* [Page extract]:

# New Smoker - I may also be an idiot



## bordy (Apr 29, 2012)

Hey folks,

First post here, be gentle.

I finally pulled the trigger on the cheapo Master Forge Charcoal Smoker at Lowes, and I was super excited to use it. Got it home, put it together (not terrible), added charcoal, lit, and WHOOSH.

Within a couple minutes the fire was way too big, and was peeking out through the seams in the smoker, the door, etc. Bubbled up the exterior of the can, I had to end up using a fire extinguisher and embarrassing myself. I am guessing I just had too damn much charcoal in there, but who knows?

Anyway, I was wondering... in that sort of smoker (cheap bullet, obvi) how much charcoal are you using? 

As a side note, for those do you recommend a smoker box, or can I just put soaked chips around the edge of my briquettes?

Thanks folks!


----------



## JckDanls 07 (Apr 29, 2012)

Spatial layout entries

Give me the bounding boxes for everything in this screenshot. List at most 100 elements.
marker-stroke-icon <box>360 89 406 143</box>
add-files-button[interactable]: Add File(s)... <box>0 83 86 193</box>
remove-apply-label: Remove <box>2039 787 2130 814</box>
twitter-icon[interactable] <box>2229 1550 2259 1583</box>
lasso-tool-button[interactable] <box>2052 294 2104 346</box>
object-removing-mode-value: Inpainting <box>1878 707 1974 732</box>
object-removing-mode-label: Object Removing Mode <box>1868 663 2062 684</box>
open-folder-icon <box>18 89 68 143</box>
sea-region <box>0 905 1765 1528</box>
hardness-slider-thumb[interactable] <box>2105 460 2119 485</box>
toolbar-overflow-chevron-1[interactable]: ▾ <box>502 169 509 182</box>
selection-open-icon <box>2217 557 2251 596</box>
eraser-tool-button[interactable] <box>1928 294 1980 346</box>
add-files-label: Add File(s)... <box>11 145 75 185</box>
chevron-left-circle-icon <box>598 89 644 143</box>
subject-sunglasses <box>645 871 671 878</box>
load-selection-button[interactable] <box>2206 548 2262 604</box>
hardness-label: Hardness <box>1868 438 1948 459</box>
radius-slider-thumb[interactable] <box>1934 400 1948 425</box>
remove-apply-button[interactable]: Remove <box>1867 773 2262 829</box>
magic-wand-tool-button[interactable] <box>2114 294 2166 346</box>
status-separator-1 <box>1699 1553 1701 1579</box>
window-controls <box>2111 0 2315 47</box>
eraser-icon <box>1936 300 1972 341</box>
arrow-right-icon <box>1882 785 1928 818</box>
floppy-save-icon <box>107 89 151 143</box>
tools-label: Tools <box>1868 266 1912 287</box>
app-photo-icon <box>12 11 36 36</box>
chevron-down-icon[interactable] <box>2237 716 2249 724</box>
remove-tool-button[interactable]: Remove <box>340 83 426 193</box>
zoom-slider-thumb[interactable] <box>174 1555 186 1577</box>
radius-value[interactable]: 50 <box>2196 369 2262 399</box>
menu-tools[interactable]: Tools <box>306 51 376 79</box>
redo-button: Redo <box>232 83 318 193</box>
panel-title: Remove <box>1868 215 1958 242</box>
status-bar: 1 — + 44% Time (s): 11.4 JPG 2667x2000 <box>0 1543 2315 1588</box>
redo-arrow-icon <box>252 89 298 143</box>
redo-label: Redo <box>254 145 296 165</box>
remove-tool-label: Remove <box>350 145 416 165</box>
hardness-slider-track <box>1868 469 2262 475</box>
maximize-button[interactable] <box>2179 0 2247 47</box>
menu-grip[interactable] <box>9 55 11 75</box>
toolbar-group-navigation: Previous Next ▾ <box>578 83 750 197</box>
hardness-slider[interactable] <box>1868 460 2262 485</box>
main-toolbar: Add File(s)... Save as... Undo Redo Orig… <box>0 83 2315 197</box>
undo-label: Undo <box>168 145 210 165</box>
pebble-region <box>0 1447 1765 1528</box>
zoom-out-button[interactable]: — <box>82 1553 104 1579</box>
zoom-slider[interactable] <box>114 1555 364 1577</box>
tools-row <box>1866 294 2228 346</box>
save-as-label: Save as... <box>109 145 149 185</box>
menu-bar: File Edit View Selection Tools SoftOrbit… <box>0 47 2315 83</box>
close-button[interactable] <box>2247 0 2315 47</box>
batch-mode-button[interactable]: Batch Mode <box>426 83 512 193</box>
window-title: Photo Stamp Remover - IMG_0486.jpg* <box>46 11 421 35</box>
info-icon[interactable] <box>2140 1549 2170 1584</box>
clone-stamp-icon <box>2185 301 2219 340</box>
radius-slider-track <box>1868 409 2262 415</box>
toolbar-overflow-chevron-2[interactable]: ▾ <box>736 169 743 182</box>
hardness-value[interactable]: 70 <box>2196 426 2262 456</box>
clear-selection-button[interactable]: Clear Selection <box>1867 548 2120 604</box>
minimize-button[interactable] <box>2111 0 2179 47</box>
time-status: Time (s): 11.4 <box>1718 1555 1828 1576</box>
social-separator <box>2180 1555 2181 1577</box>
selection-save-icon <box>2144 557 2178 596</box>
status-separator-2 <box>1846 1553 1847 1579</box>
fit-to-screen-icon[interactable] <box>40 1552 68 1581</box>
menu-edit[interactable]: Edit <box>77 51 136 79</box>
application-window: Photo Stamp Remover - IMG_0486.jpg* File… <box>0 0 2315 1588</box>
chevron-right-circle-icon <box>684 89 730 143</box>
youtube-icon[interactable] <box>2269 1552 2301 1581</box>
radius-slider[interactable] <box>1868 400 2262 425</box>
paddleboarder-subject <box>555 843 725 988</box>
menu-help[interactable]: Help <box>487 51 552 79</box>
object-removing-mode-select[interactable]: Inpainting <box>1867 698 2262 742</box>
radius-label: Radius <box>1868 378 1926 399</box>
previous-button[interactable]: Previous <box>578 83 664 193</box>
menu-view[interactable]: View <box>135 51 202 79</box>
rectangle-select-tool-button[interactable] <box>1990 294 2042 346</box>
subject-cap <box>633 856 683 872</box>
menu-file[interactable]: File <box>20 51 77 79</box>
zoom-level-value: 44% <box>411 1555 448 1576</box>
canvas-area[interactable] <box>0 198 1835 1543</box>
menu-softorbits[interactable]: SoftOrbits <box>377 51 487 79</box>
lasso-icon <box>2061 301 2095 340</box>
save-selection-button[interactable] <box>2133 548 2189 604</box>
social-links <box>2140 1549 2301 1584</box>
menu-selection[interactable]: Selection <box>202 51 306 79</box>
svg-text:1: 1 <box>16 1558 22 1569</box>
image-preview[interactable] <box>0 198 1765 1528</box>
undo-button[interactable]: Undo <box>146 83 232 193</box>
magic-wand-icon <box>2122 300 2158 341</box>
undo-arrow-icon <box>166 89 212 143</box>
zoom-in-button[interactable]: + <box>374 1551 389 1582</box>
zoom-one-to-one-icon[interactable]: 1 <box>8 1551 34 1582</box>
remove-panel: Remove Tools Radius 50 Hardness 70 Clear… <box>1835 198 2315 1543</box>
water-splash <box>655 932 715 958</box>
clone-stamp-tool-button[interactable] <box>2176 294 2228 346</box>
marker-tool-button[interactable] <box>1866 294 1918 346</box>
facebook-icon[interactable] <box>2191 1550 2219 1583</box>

* [Short exercise A]: In the smoker thread, how would you render this sentence in Spanish: "Within a couple minutes the fire was way too big, and was peeking out through the seams in the smoker, the door, etc."
* [Short exercise B]: According to the smoker thread, where did bordy buy the Master Forge Charcoal Smoker?
* [Short exercise C]: Reproduce the smoker thread word for word between "Within a couple" and "are you using?", inclusive.

* [Exercise response A]: En un par de minutos el fuego era demasiado grande y se asomaba por las juntas del ahumador, la puerta, etc.

* [Exercise response B]: At Lowes.

* [Exercise response C]:
Within a couple minutes the fire was way too big, and was peeking out through the seams in the smoker, the door, etc. Bubbled up the exterior of the can, I had to end up using a fire extinguisher and embarrassing myself. I am guessing I just had too damn much charcoal in there, but who knows?

Anyway, I was wondering... in that sort of smoker (cheap bullet, obvi) how much charcoal are you using?